▸ **Texto de estudio**
En aras de la brevedad, reflexionemos sobre la promesa de promesas, hecha por Dios aún en el Paraíso a nuestros primeros padres, antes de enviarlos a esta tierra de exilio: la Redención, preconizada en el Protoevangelio (cf. Gn 3, 15) , cuya realización marcó el comienzo del Nuevo Testamento.

Muchas veces y de muchas maneras habló Dios a nuestros padres por medio de los profetas” (Hb 1, 1), y no pocas fueron las señales y los oráculos enviados sobre la venida del Salvador. Entre ellos destacan los de Isaías, el más mesiánico de los anunciadores divinos: “En aquel tiempo, la descendencia de Jessé, puesta como estandarte para los pueblos, será buscada por las naciones” (Is 11, 10). Sin embargo, “todas las predicciones fueron puestas a prueba por el Cielo, para ver si el pueblo del pacto sería digno de ver su cumplimiento”. Una espera de siglos y siglos exigiría Dios…

He aquí que “una virgen concebirá y dará a luz un hijo, y lo llamará Dios con nosotros” (Is 7, 14). Conociendo estas promesas, María Santísima esperaba llena de fe al Redentor y compuso su figura divina en su Corazón, deseando ser esclava de la que sería su Madre, pero no imaginaba que ella misma sería la Virgen de Isaías. “Y el Verbo se hizo carne y habitó entre nosotros” (Jn 1,14).

Más tarde, después de la Pasión de Nuestro Señor, momento cumbre de la Redención, su fe inquebrantable en la Resurrección hizo que los Apóstoles y discípulos volvieran al Cenáculo, llevándolos a creer más allá de la aparente contradicción y negación de los hechos. Reunidos con ella en el Cenáculo (cf. Hch 1, 14), los Apóstoles recibieron el Espíritu Santo prometido, y se dispusieron a difundir la Buena Nueva, a cumplir el mandato del Salvador: “Id por todo el mundo y predicad el Evangelio a toda criatura” (Mc 16, 15). Comenzó así la epopeya de la Santa Iglesia Católica.

Esperanza para el siglo XXI

Hoy, después de veintiún siglos de vida de la Iglesia, viviendo en un escenario de pandemia, guerra e incertidumbre, ¿tenemos todavía promesas que esperar? Llevamos dos mil años orando: “Venga a nos tu Reino; hágase tu voluntad, así en la tierra como en el cielo” (Mt 6,10). ¿Podemos esperar el cumplimiento de esta oración, enseñada por el Divino Maestro, en nuestro convulso período histórico?

¡Más que nunca es el momento de creer y esperar! A principios del siglo pasado, Dios envió a su propia Madre a Fátima, Portugal, para advertir a la humanidad sobre los problemas contemporáneos. “Nuestra Señora al mismo tiempo explica las razones de la crisis, e indica su remedio, profetizando la catástrofe en caso de que los hombres no la escuchen. Desde todo punto de vista, tanto por la naturaleza del contenido como por la dignidad de quienes las hicieron, las revelaciones de Fátima superan, pues, todo lo que la Providencia ha dicho a los hombres en la inminencia de las grandes borrascas de la Historia”.

▸ **Datos de origen**
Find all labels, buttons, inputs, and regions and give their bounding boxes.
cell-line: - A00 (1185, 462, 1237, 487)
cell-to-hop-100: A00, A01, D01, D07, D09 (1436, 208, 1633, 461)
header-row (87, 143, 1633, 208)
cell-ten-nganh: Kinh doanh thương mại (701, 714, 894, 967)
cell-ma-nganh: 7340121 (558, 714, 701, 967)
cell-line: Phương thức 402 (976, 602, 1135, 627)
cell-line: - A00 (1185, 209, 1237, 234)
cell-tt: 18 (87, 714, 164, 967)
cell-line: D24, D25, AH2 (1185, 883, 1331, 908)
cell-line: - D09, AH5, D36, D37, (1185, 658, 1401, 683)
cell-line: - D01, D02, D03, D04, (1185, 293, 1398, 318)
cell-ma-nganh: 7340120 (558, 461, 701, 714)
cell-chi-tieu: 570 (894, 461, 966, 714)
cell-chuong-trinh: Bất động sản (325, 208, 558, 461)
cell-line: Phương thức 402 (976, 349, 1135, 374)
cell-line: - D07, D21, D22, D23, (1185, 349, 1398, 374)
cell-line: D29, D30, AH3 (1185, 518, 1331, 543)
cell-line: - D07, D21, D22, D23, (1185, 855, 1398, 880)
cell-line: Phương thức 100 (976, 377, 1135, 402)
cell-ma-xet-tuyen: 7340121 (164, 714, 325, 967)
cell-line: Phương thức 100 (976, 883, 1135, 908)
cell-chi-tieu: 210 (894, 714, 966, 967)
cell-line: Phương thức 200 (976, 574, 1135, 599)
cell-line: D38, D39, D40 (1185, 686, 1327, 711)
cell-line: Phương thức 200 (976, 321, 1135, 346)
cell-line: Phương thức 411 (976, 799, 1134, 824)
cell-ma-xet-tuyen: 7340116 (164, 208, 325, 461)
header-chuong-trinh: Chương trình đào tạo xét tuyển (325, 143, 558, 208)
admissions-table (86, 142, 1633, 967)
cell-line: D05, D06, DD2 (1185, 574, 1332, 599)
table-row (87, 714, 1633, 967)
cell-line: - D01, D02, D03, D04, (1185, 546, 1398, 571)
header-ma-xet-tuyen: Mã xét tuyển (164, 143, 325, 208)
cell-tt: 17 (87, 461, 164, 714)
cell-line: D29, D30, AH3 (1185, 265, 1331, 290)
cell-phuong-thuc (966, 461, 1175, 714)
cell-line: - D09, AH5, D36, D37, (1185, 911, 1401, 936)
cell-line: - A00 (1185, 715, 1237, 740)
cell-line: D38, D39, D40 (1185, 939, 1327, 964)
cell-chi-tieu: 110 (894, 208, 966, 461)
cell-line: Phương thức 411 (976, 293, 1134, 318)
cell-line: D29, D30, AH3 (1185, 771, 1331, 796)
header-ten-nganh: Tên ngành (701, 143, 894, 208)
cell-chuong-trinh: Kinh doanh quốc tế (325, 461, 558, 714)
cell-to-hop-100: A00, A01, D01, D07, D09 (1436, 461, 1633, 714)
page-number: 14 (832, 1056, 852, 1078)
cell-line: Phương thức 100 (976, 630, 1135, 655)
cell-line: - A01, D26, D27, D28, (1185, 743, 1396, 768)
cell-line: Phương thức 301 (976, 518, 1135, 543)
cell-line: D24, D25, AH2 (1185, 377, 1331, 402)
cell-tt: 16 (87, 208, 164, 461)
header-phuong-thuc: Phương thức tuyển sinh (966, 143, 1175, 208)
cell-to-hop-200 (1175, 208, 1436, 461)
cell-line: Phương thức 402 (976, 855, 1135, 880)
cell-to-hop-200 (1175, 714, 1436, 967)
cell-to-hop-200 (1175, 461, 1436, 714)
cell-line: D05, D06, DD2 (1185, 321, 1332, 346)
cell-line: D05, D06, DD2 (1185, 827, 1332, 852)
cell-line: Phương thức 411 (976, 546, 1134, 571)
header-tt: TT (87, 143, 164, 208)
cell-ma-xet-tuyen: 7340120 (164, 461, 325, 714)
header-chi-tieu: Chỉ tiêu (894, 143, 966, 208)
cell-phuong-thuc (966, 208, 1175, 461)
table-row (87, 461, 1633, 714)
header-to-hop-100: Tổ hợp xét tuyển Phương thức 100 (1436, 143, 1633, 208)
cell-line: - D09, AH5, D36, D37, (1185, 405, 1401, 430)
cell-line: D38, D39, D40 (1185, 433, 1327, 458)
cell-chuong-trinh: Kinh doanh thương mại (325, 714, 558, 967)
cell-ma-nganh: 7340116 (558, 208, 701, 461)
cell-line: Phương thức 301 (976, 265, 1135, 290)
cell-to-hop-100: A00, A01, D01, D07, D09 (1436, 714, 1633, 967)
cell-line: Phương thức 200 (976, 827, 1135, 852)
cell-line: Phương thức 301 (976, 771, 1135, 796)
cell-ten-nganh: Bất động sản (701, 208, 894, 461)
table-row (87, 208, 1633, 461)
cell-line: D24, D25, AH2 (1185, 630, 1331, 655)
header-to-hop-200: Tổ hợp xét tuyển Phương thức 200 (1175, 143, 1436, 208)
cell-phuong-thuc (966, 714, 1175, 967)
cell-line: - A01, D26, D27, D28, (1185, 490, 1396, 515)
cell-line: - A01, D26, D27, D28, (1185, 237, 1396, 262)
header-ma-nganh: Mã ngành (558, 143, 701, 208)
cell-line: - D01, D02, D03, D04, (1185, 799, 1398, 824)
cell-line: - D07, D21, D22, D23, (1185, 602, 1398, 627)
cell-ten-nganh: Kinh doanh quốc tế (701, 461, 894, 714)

▸ **Tareas por realizar**
**a.** Reescribe de forma más breve el párrafo del texto de estudio que comienza con «He aquí que» y conserva sus datos principales.
**b.** Prosigue el texto de estudio a partir de su última oración.

▸ **Respuestas en orden**
**a.** Isaías anuncia que una virgen concebirá y dará a luz un hijo llamado «Dios con nosotros» (Is 7, 14). María Santísima conocía estas promesas y esperaba con fe al Redentor. Deseaba ser esclava de la futura Madre de este, sin imaginar que ella misma sería la Virgen de Isaías. Y el Verbo se hizo carne y habitó entre nosotros (Jn 1, 14).

**b.**
Sobre todo, la Virgen vino a traer la promesa de la realización del anhelado Reino de Cristo: “Por fin, mi Inmaculado Corazón triunfará”. ¡María Santísima no es capaz de engañar! Ella será “constituida como Señora y Soberana en los corazones, para someterlos plenamente al imperio de su gran y único Jesús […]. Ut adveniat regnum tuum, adveniat regnum mariæ”, enseña san Luis María Grignion de Montfort.

Sin embargo, si el resultado final de las promesas de Fátima tarda en llegar, no olvidemos que, como afirma el Dr. Plinio, las largas esperas anuncian cuán generoso será Dios al momento de responder. “El Señor no retarda el cumplimiento de su promesa, como algunos piensan, sino que es usa de la paciencia con vosotros. Él no quiere que nadie perezca; al contrario, quiere que todos se arrepientan” (II Pd 3, 9).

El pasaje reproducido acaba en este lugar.